● **Exercise goal**
Gather up all lines that carry the word "klook".

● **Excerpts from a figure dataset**
================

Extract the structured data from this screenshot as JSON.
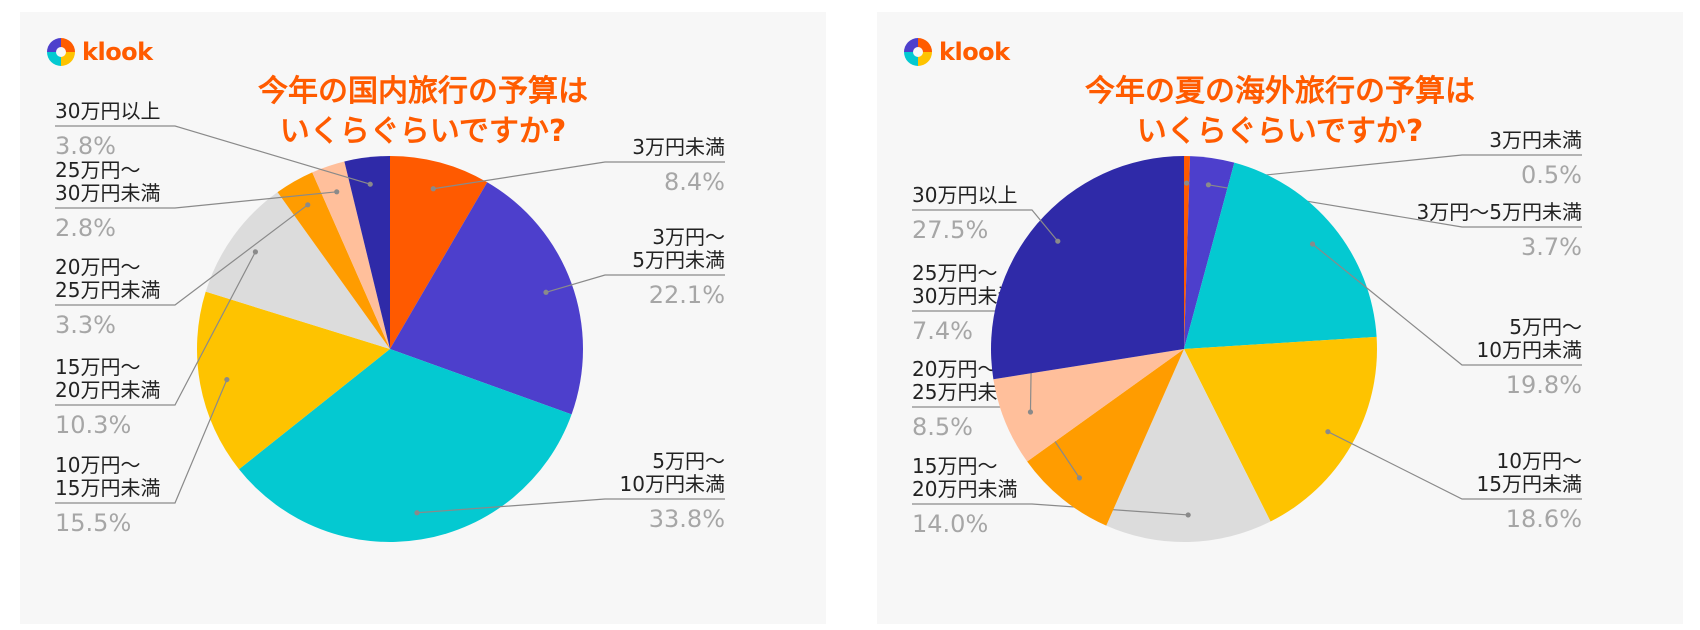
{
  "brand": {
    "name": "klook",
    "icon": "klook-pinwheel-logo-icon"
  },
  "chart_data": [
    {
      "type": "pie",
      "title": "今年の国内旅行の予算は\nいくらぐらいですか?",
      "slices": [
        {
          "label": "3万円未満",
          "value": 8.4,
          "display": "8.4%",
          "color": "#ff5a00"
        },
        {
          "label": "3万円〜\n5万円未満",
          "value": 22.1,
          "display": "22.1%",
          "color": "#4d3fcc"
        },
        {
          "label": "5万円〜\n10万円未満",
          "value": 33.8,
          "display": "33.8%",
          "color": "#04c9d1"
        },
        {
          "label": "10万円〜\n15万円未満",
          "value": 15.5,
          "display": "15.5%",
          "color": "#fec300"
        },
        {
          "label": "15万円〜\n20万円未満",
          "value": 10.3,
          "display": "10.3%",
          "color": "#dcdcdc"
        },
        {
          "label": "20万円〜\n25万円未満",
          "value": 3.3,
          "display": "3.3%",
          "color": "#ff9c00"
        },
        {
          "label": "25万円〜\n30万円未満",
          "value": 2.8,
          "display": "2.8%",
          "color": "#ffbf9b"
        },
        {
          "label": "30万円以上",
          "value": 3.8,
          "display": "3.8%",
          "color": "#2f2aa8"
        }
      ]
    },
    {
      "type": "pie",
      "title": "今年の夏の海外旅行の予算は\nいくらぐらいですか?",
      "slices": [
        {
          "label": "3万円未満",
          "value": 0.5,
          "display": "0.5%",
          "color": "#ff5a00"
        },
        {
          "label": "3万円〜5万円未満",
          "value": 3.7,
          "display": "3.7%",
          "color": "#4d3fcc"
        },
        {
          "label": "5万円〜\n10万円未満",
          "value": 19.8,
          "display": "19.8%",
          "color": "#04c9d1"
        },
        {
          "label": "10万円〜\n15万円未満",
          "value": 18.6,
          "display": "18.6%",
          "color": "#fec300"
        },
        {
          "label": "15万円〜\n20万円未満",
          "value": 14.0,
          "display": "14.0%",
          "color": "#dcdcdc"
        },
        {
          "label": "20万円〜\n25万円未満",
          "value": 8.5,
          "display": "8.5%",
          "color": "#ff9c00"
        },
        {
          "label": "25万円〜\n30万円未満",
          "value": 7.4,
          "display": "7.4%",
          "color": "#ffbf9b"
        },
        {
          "label": "30万円以上",
          "value": 27.5,
          "display": "27.5%",
          "color": "#2f2aa8"
        }
      ]
    }
  ]
}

================

● **Complete answer**
    "name": "klook",
    "icon": "klook-pinwheel-logo-icon"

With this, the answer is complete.